### Information shown

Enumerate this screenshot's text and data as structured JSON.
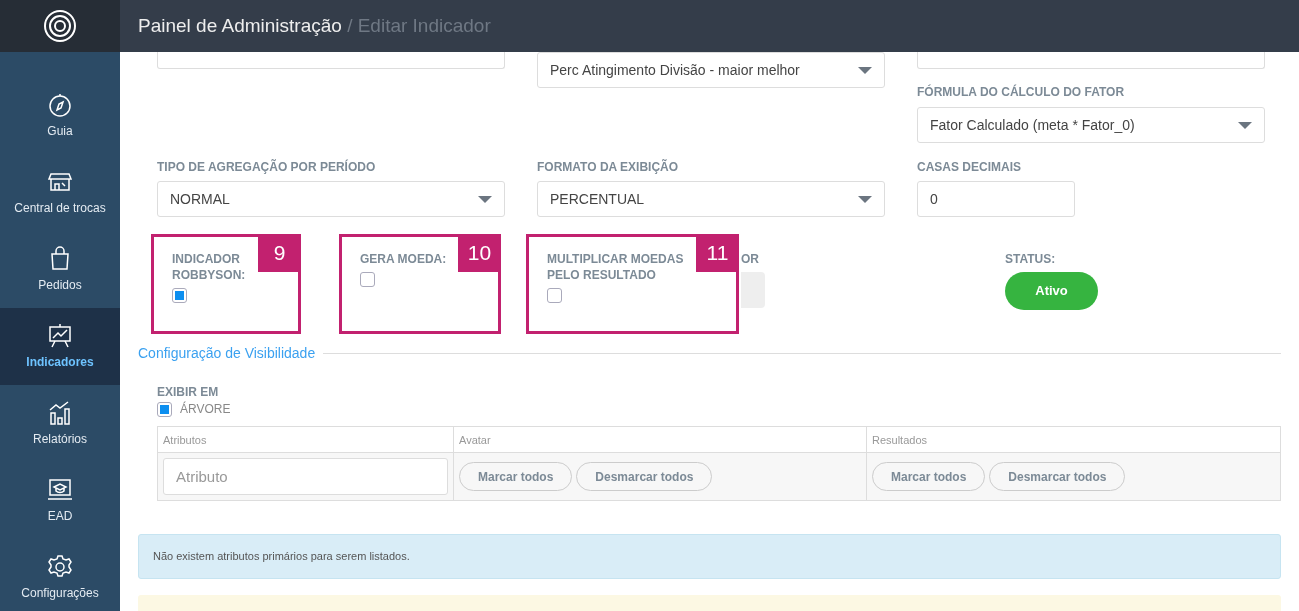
{
  "header": {
    "title": "Painel de Administração",
    "separator": "/",
    "subtitle": "Editar Indicador"
  },
  "sidebar": {
    "items": [
      {
        "label": "Guia",
        "selected": false
      },
      {
        "label": "Central de trocas",
        "selected": false
      },
      {
        "label": "Pedidos",
        "selected": false
      },
      {
        "label": "Indicadores",
        "selected": true
      },
      {
        "label": "Relatórios",
        "selected": false
      },
      {
        "label": "EAD",
        "selected": false
      },
      {
        "label": "Configurações",
        "selected": false
      }
    ]
  },
  "top_row": [
    {
      "kind": "cut"
    },
    {
      "kind": "select",
      "value": "Perc Atingimento Divisão - maior melhor"
    },
    {
      "kind": "cut"
    }
  ],
  "formula": {
    "label": "FÓRMULA DO CÁLCULO DO FATOR",
    "value": "Fator Calculado (meta * Fator_0)"
  },
  "second_row": [
    {
      "kind": "select",
      "label": "TIPO DE AGREGAÇÃO POR PERÍODO",
      "value": "NORMAL"
    },
    {
      "kind": "select",
      "label": "FORMATO DA EXIBIÇÃO",
      "value": "PERCENTUAL"
    },
    {
      "kind": "input",
      "label": "CASAS DECIMAIS",
      "value": "0"
    }
  ],
  "flags": [
    {
      "label": "INDICADOR ROBBYSON:",
      "checked": true,
      "marker": "9"
    },
    {
      "label": "GERA MOEDA:",
      "checked": false,
      "marker": "10"
    },
    {
      "label": "MULTIPLICAR MOEDAS PELO RESULTADO",
      "checked": false,
      "marker": "11"
    }
  ],
  "color_field": {
    "label": "OR"
  },
  "status": {
    "label": "STATUS:",
    "value": "Ativo",
    "on": true
  },
  "visibility": {
    "title": "Configuração de Visibilidade",
    "label": "EXIBIR EM",
    "options": [
      {
        "label": "ÁRVORE",
        "checked": true
      }
    ],
    "table": {
      "columns": [
        "Atributos",
        "Avatar",
        "Resultados"
      ],
      "placeholder": "Atributo",
      "button_groups": [
        [
          "Marcar todos",
          "Desmarcar todos"
        ],
        [
          "Marcar todos",
          "Desmarcar todos"
        ]
      ]
    }
  },
  "alerts": [
    {
      "kind": "info",
      "text": "Não existem atributos primários para serem listados."
    },
    {
      "kind": "warning"
    }
  ]
}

### Stated task
Give every line of the material that includes the string "true".

### Final result
        "selected": true
      "checked": true,
    "on": true
        "checked": true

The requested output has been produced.